**Data excerpts:**

----

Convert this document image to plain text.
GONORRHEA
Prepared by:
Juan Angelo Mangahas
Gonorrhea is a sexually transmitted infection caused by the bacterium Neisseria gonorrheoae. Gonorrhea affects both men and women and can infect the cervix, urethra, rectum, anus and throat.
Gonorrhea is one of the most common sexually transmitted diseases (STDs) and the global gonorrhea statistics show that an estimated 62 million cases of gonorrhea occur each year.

----

**Task to carry out:** Write out the entries in full, exactly as given.

**Output of the exercise:**
Convert this document image to plain text.
GONORRHEA
Prepared by:
Juan Angelo Mangahas
Gonorrhea is a sexually transmitted infection caused by the bacterium Neisseria gonorrheoae. Gonorrhea affects both men and women and can infect the cervix, urethra, rectum, anus and throat.
Gonorrhea is one of the most common sexually transmitted diseases (STDs) and the global gonorrhea statistics show that an estimated 62 million cases of gonorrhea occur each year.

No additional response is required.